PacifiCare of California (2003) 31 Cal.4th 1187, 1195; Rosenthal v.
Great Western Fin. Securities Corp. (1996) 14 Cal.4th 394, 413.)
While there
is no single test for establishing waiver, the relevant factors include: (1) whether the party's actions are inconsistent
with the right to arbitrate; (2) whether the litigation machinery has been
substantially invoked and the parties were well into preparation of a lawsuit
before the party notified the opposing party of an intent to arbitrate; (3) whether
a party either requested arbitration enforcement close to the trial date or
delayed for a long period before seeking a stay; (4) whether a defendant
seeking arbitration filed a counterclaim without asking for a stay of the
proceedings; (5) whether important intervening steps (e.g., taking advantage of
judicial discovery procedures not available in arbitration) had taken place;
and (5) whether the delay affected, misled, or prejudiced the opposing party. (See Saint Agnes Med. Ctr. v. PacifiCare
of Calif. (2003) 31 C4th 1187, 1203.)
The presence or absence of prejudice from the litigation is a
determinative issue. (Id.
at 1203–1204.)
Any claim
that the right to arbitration has been waived is reviewed with close judicial
scrutiny. (Id. at 1195.) “Although a court may deny a petition to
compel arbitration on the ground of waiver (§ 1281.2, subd. (a)), waivers are
not to be lightly inferred and the party seeking to establish a waiver bears a
heavy burden of proof.” (Id.) Any doubts concerning the scope of arbitrable
issues should be resolved in favor of arbitration, whether the problem at hand
is the construction of the contract language itself or an allegation of waiver,
delay, or a like defense to arbitrability.
(Ericksen, Arbuthnot, McCarthy, Kearney & Walsh, Inc. v. 100 Oak
Street (1983) 35 Cal.3d 312, 320.)
“Waiver does not occur by mere participation in
litigation. As an abstract exercise in
logic it may appear that it is inconsistent for a party to participate in a
lawsuit for breach of a contract, and later to ask the court to stay that
litigation pending arbitration. Yet the law is clear that such participation,
standing alone, does not constitute a waiver, for there is an overriding
federal policy favoring arbitration. Mere
delay in seeking a stay of the proceedings without some resultant prejudice to
a party cannot carry the day.” (Adolph
v. Coastal Auto Sales, Inc. (2010) 184 Cal.App.4th 1443, 1450 (defendant
waived right to arbitrate where defendant delayed six months from filing of
complaint, defendant filed multiple demurrers, defendant accepted and contested
discovery requests, engaged in scheduling discovery, defendant failed to
indicate arbitration in CMC statement and defendant’s actions substantially
undermined plaintiff’s ability to take advantage of benefits and costs savings
of arbitration).)
Plaintiff’s claim of waiver is based solely on
Defendants’ delay in seeking arbitration.
Plaintiff argues Defendant served the motion fifteen months after the
complaint was filed, stating, “[t]hat is too late,” and grounds for waiver
under CCP § 1281.2(a). Defendant demurred to the complaint, failed to indicate
in the CMC statement that he intended to seek arbitration, and only sought
arbitration after a trial date was set.
These facts support a finding of delay.
However, delay alone is insufficient to find waiver
Plaintiff
also makes no showing as to prejudice. Delay
that does not prejudice the other party does not support a finding of waiver.
Moreover,
Defendant’s actions merely indicate he participated in litigation. Plaintiff fails to establish that the parties
have substantially invoked the litigation machinery. Defendant did not engage
in multiple rounds of demurrers, nor has Plaintiff demonstrated that either
party has engaged in any discovery. Defendant
did not file a counterclaim seeking any affirmative relief. The
motion to compel arbitration was filed on 7-21-23, and no trial date has been
set. Plaintiff has not met its burden show Defendant waived its right to compel
arbitration.
Defendant Bird Rides’ Motion
to Compel Arbitration of All Claims Against Bird Rides, Inc. and Stay this
Action Pending Arbitration is GRANTED. The action is stayed pursuant to
CCP §1281.4 pending completion of arbitration.

## Extracted data
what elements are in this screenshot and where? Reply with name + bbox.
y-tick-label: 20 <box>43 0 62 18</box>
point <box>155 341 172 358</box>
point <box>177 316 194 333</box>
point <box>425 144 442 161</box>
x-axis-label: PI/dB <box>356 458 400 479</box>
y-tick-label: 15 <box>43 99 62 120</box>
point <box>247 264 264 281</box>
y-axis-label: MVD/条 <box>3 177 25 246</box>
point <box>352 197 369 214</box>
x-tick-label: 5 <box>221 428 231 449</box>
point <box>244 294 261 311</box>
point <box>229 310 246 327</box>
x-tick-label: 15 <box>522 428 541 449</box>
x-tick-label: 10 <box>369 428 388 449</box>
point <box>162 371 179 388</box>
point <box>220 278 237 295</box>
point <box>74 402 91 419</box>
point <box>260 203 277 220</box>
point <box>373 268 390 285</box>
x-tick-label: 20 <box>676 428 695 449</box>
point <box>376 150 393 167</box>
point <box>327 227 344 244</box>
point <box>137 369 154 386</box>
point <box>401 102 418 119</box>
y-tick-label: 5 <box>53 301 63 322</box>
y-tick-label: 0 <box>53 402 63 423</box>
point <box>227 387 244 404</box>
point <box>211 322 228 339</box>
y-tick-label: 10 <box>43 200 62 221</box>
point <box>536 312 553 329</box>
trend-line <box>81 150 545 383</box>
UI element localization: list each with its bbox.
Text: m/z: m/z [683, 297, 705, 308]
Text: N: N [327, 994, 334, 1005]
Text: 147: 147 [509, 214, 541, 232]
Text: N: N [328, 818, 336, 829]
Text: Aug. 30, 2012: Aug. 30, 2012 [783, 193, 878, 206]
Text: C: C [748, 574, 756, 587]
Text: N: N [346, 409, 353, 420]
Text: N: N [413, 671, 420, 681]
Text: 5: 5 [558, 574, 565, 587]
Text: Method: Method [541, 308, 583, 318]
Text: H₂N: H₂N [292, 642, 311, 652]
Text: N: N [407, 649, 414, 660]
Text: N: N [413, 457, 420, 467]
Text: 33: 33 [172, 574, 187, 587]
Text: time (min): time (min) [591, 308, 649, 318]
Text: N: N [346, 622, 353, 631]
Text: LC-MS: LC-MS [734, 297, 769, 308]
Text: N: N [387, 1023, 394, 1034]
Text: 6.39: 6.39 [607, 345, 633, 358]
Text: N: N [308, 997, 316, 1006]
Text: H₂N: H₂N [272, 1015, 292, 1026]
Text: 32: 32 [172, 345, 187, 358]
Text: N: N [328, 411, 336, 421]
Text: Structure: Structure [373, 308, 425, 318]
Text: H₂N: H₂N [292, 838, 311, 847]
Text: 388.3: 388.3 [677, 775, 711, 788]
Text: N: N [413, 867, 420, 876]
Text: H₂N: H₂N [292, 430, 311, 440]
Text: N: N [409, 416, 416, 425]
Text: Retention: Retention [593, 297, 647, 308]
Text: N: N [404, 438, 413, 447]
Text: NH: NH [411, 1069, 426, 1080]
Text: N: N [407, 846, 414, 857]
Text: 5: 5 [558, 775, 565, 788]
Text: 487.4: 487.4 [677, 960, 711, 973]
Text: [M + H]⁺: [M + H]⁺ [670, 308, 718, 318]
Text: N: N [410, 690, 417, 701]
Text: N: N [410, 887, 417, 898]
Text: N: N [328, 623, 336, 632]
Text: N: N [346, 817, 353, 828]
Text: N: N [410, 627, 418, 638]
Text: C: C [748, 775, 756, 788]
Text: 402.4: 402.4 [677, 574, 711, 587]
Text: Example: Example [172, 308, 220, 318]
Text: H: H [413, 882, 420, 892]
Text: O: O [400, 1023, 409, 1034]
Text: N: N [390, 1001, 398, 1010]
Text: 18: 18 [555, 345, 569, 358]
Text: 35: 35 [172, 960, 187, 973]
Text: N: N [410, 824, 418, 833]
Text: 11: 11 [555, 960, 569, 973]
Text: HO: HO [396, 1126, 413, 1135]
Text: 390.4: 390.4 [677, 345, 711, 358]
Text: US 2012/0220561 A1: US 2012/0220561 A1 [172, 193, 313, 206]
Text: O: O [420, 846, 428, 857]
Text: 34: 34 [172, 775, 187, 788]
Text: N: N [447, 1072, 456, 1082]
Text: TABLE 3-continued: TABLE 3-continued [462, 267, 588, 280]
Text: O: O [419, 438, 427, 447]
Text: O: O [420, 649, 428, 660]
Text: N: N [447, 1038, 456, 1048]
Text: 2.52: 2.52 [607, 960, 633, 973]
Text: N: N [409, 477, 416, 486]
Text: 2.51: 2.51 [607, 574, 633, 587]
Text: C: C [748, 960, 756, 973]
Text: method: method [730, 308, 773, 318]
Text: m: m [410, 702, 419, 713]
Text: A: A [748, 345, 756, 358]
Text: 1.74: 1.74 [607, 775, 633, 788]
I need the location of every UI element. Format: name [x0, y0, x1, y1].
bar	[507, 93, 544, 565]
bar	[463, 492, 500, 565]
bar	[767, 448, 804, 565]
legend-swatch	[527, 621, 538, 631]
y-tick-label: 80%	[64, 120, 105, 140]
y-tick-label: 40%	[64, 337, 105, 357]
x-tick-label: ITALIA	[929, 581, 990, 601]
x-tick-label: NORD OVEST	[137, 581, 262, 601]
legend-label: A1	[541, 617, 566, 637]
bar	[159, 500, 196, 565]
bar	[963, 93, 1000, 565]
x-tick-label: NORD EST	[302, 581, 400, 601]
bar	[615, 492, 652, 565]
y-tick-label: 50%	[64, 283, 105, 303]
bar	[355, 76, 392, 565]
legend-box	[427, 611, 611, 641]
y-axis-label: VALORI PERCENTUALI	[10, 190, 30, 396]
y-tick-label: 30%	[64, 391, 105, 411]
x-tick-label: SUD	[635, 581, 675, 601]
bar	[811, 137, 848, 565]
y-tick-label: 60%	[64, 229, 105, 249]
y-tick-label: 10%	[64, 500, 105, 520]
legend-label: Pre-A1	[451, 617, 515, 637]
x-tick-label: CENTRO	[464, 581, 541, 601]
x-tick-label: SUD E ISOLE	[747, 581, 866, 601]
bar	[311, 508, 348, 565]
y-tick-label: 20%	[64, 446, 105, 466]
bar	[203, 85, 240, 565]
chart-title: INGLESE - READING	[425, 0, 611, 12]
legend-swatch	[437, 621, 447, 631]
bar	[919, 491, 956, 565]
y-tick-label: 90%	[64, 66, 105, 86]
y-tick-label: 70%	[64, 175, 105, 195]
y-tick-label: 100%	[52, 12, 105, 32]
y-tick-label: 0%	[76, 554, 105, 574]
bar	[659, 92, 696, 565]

## Required work
- 1) In the arbitration ruling, under which code section is the action stayed pending completion of arbitration?
- 2) For each statement below, say whether it agrees with the arbitration ruling, and quote the words of the ruling that decide it.
(a) The party seeking to establish a waiver bears a heavy burden of proof.
(b) The defendant filed a counterclaim seeking affirmative relief.
(c) Mere participation in litigation is enough for a waiver to occur.

## Numbered answers
- 1) CCP §1281.4

- 2)
(a) Yes: "the party seeking to establish a waiver bears a heavy burden of proof."
(b) No: "Defendant did not file a counterclaim seeking any affirmative relief."
(c) No: "Waiver does not occur by mere participation in litigation."